Brief
Write out all of the entries exactly, please.

* * *

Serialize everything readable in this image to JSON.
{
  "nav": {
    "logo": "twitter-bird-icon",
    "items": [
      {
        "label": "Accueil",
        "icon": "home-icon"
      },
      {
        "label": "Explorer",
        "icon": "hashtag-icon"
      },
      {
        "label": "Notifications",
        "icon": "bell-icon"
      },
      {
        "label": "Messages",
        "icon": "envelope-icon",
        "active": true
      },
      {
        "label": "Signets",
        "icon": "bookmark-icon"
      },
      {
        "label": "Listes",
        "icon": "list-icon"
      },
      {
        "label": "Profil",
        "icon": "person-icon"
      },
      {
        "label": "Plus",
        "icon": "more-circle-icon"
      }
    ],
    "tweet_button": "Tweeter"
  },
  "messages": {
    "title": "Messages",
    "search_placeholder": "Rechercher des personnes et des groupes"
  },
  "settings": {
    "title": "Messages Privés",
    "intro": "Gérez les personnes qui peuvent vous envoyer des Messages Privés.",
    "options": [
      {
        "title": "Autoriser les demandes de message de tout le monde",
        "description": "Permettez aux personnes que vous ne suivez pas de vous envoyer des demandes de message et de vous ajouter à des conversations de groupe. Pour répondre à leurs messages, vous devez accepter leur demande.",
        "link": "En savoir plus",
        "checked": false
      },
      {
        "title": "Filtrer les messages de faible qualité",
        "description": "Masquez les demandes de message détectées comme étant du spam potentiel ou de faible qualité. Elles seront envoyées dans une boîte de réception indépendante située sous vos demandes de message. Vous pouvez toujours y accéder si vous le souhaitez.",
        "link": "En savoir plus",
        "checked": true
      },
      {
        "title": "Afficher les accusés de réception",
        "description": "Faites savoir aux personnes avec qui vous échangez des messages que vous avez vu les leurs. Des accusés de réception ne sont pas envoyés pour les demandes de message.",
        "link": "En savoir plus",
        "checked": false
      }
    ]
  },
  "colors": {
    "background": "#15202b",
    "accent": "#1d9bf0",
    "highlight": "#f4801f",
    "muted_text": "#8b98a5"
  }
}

* * *

Response
Serialize everything readable in this image to JSON.
{
  "nav": {
    "logo": "twitter-bird-icon",
    "items": [
      {
        "label": "Accueil",
        "icon": "home-icon"
      },
      {
        "label": "Explorer",
        "icon": "hashtag-icon"
      },
      {
        "label": "Notifications",
        "icon": "bell-icon"
      },
      {
        "label": "Messages",
        "icon": "envelope-icon",
        "active": true
      },
      {
        "label": "Signets",
        "icon": "bookmark-icon"
      },
      {
        "label": "Listes",
        "icon": "list-icon"
      },
      {
        "label": "Profil",
        "icon": "person-icon"
      },
      {
        "label": "Plus",
        "icon": "more-circle-icon"
      }
    ],
    "tweet_button": "Tweeter"
  },
  "messages": {
    "title": "Messages",
    "search_placeholder": "Rechercher des personnes et des groupes"
  },
  "settings": {
    "title": "Messages Privés",
    "intro": "Gérez les personnes qui peuvent vous envoyer des Messages Privés.",
    "options": [
      {
        "title": "Autoriser les demandes de message de tout le monde",
        "description": "Permettez aux personnes que vous ne suivez pas de vous envoyer des demandes de message et de vous ajouter à des conversations de groupe. Pour répondre à leurs messages, vous devez accepter leur demande.",
        "link": "En savoir plus",
        "checked": false
      },
      {
        "title": "Filtrer les messages de faible qualité",
        "description": "Masquez les demandes de message détectées comme étant du spam potentiel ou de faible qualité. Elles seront envoyées dans une boîte de réception indépendante située sous vos demandes de message. Vous pouvez toujours y accéder si vous le souhaitez.",
        "link": "En savoir plus",
        "checked": true
      },
      {
        "title": "Afficher les accusés de réception",
        "description": "Faites savoir aux personnes avec qui vous échangez des messages que vous avez vu les leurs. Des accusés de réception ne sont pas envoyés pour les demandes de message.",
        "link": "En savoir plus",
        "checked": false
      }
    ]
  },
  "colors": {
    "background": "#15202b",
    "accent": "#1d9bf0",
    "highlight": "#f4801f",
    "muted_text": "#8b98a5"
  }
}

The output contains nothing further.